--- Records ---

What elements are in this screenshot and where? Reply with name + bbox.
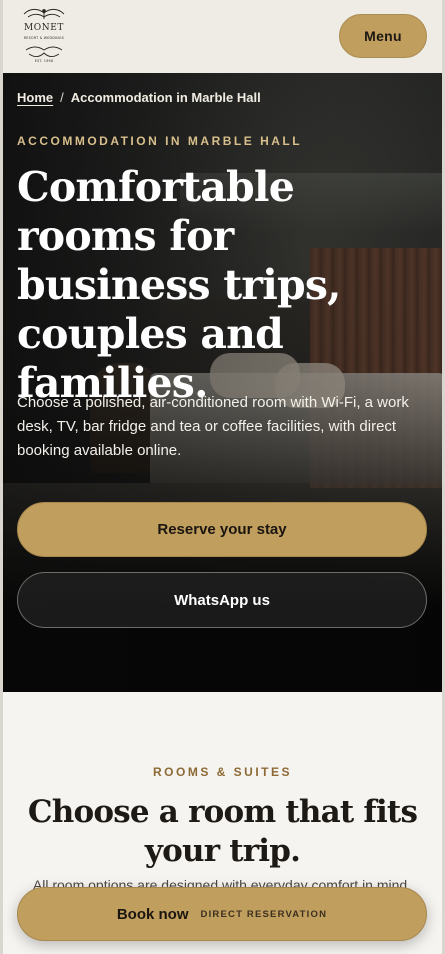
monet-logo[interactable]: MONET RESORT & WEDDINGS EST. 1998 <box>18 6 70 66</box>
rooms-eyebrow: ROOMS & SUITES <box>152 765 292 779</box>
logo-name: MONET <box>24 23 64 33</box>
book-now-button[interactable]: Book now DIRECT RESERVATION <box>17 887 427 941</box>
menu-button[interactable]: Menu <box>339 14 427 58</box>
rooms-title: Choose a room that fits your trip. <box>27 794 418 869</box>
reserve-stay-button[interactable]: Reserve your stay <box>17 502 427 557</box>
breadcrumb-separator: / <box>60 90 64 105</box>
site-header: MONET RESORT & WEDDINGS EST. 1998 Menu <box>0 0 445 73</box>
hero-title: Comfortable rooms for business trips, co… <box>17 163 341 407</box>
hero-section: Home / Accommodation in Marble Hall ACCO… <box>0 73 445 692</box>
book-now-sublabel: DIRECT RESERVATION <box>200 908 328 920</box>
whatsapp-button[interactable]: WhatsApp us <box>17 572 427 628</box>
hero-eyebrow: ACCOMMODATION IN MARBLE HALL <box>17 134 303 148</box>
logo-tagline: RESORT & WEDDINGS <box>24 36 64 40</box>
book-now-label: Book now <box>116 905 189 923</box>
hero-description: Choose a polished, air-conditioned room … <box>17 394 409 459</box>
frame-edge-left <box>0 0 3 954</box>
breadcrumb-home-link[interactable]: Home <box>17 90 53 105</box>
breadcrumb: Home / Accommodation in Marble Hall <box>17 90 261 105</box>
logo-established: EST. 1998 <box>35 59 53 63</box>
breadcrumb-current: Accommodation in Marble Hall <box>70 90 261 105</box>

---

• Exercise directions
Print the lines of the records exactly as they appear, starting with the line containing "monet-logo[interactable]: MONET RESORT" and ending with the line containing "logo-tagline: RESORT &", with both of those lines included.

• Answer to this exercise
monet-logo[interactable]: MONET RESORT & WEDDINGS EST. 1998 <box>18 6 70 66</box>
rooms-eyebrow: ROOMS & SUITES <box>152 765 292 779</box>
logo-name: MONET <box>24 23 64 33</box>
book-now-button[interactable]: Book now DIRECT RESERVATION <box>17 887 427 941</box>
menu-button[interactable]: Menu <box>339 14 427 58</box>
rooms-title: Choose a room that fits your trip. <box>27 794 418 869</box>
reserve-stay-button[interactable]: Reserve your stay <box>17 502 427 557</box>
breadcrumb-separator: / <box>60 90 64 105</box>
site-header: MONET RESORT & WEDDINGS EST. 1998 Menu <box>0 0 445 73</box>
hero-title: Comfortable rooms for business trips, co… <box>17 163 341 407</box>
hero-section: Home / Accommodation in Marble Hall ACCO… <box>0 73 445 692</box>
book-now-sublabel: DIRECT RESERVATION <box>200 908 328 920</box>
whatsapp-button[interactable]: WhatsApp us <box>17 572 427 628</box>
hero-eyebrow: ACCOMMODATION IN MARBLE HALL <box>17 134 303 148</box>
logo-tagline: RESORT & WEDDINGS <box>24 36 64 40</box>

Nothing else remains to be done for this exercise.